**Problem requirements**: Reproduce all of the data word for word.

**Input**:
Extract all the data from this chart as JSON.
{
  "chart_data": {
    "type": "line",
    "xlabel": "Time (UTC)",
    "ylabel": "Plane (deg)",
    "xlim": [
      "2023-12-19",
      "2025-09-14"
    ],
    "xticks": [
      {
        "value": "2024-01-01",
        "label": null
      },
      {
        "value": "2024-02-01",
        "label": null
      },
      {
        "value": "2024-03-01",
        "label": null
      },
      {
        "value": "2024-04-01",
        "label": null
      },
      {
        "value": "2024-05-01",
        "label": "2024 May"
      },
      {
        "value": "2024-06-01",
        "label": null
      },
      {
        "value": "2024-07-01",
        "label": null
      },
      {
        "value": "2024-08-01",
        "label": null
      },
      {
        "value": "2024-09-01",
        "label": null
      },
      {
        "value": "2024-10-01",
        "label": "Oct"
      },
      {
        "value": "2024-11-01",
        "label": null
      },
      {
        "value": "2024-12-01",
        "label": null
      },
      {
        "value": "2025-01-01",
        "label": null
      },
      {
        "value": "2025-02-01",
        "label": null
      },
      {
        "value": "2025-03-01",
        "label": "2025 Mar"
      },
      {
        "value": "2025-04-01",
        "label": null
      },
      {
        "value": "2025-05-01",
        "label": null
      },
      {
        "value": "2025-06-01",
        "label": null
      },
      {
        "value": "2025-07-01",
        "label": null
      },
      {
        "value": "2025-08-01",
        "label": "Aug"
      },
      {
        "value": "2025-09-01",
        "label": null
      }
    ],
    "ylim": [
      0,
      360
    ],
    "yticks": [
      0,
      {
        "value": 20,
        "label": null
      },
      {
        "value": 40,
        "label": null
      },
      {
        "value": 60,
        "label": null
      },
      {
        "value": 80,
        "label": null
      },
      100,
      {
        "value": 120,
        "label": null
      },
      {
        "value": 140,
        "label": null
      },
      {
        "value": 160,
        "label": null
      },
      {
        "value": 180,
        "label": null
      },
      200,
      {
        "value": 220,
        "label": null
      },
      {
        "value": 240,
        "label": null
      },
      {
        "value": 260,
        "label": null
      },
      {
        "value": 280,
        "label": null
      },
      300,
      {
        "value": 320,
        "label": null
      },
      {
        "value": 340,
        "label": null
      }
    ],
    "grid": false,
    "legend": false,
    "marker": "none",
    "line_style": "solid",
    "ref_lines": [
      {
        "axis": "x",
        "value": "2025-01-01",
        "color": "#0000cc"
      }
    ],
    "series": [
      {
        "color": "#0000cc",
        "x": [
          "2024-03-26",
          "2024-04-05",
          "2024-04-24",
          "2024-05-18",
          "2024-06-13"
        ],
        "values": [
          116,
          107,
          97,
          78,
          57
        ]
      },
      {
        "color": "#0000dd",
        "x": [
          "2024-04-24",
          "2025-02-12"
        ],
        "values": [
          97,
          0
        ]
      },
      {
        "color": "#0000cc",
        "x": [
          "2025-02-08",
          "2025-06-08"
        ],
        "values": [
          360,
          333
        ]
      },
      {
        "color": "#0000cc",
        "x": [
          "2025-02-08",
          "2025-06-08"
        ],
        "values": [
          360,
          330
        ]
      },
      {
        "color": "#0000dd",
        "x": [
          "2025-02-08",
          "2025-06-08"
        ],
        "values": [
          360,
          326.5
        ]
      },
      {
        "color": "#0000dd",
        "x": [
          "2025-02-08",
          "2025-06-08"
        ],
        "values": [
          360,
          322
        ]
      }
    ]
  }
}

**Output of the task**:
Extract all the data from this chart as JSON.
{
  "chart_data": {
    "type": "line",
    "xlabel": "Time (UTC)",
    "ylabel": "Plane (deg)",
    "xlim": [
      "2023-12-19",
      "2025-09-14"
    ],
    "xticks": [
      {
        "value": "2024-01-01",
        "label": null
      },
      {
        "value": "2024-02-01",
        "label": null
      },
      {
        "value": "2024-03-01",
        "label": null
      },
      {
        "value": "2024-04-01",
        "label": null
      },
      {
        "value": "2024-05-01",
        "label": "2024 May"
      },
      {
        "value": "2024-06-01",
        "label": null
      },
      {
        "value": "2024-07-01",
        "label": null
      },
      {
        "value": "2024-08-01",
        "label": null
      },
      {
        "value": "2024-09-01",
        "label": null
      },
      {
        "value": "2024-10-01",
        "label": "Oct"
      },
      {
        "value": "2024-11-01",
        "label": null
      },
      {
        "value": "2024-12-01",
        "label": null
      },
      {
        "value": "2025-01-01",
        "label": null
      },
      {
        "value": "2025-02-01",
        "label": null
      },
      {
        "value": "2025-03-01",
        "label": "2025 Mar"
      },
      {
        "value": "2025-04-01",
        "label": null
      },
      {
        "value": "2025-05-01",
        "label": null
      },
      {
        "value": "2025-06-01",
        "label": null
      },
      {
        "value": "2025-07-01",
        "label": null
      },
      {
        "value": "2025-08-01",
        "label": "Aug"
      },
      {
        "value": "2025-09-01",
        "label": null
      }
    ],
    "ylim": [
      0,
      360
    ],
    "yticks": [
      0,
      {
        "value": 20,
        "label": null
      },
      {
        "value": 40,
        "label": null
      },
      {
        "value": 60,
        "label": null
      },
      {
        "value": 80,
        "label": null
      },
      100,
      {
        "value": 120,
        "label": null
      },
      {
        "value": 140,
        "label": null
      },
      {
        "value": 160,
        "label": null
      },
      {
        "value": 180,
        "label": null
      },
      200,
      {
        "value": 220,
        "label": null
      },
      {
        "value": 240,
        "label": null
      },
      {
        "value": 260,
        "label": null
      },
      {
        "value": 280,
        "label": null
      },
      300,
      {
        "value": 320,
        "label": null
      },
      {
        "value": 340,
        "label": null
      }
    ],
    "grid": false,
    "legend": false,
    "marker": "none",
    "line_style": "solid",
    "ref_lines": [
      {
        "axis": "x",
        "value": "2025-01-01",
        "color": "#0000cc"
      }
    ],
    "series": [
      {
        "color": "#0000cc",
        "x": [
          "2024-03-26",
          "2024-04-05",
          "2024-04-24",
          "2024-05-18",
          "2024-06-13"
        ],
        "values": [
          116,
          107,
          97,
          78,
          57
        ]
      },
      {
        "color": "#0000dd",
        "x": [
          "2024-04-24",
          "2025-02-12"
        ],
        "values": [
          97,
          0
        ]
      },
      {
        "color": "#0000cc",
        "x": [
          "2025-02-08",
          "2025-06-08"
        ],
        "values": [
          360,
          333
        ]
      },
      {
        "color": "#0000cc",
        "x": [
          "2025-02-08",
          "2025-06-08"
        ],
        "values": [
          360,
          330
        ]
      },
      {
        "color": "#0000dd",
        "x": [
          "2025-02-08",
          "2025-06-08"
        ],
        "values": [
          360,
          326.5
        ]
      },
      {
        "color": "#0000dd",
        "x": [
          "2025-02-08",
          "2025-06-08"
        ],
        "values": [
          360,
          322
        ]
      }
    ]
  }
}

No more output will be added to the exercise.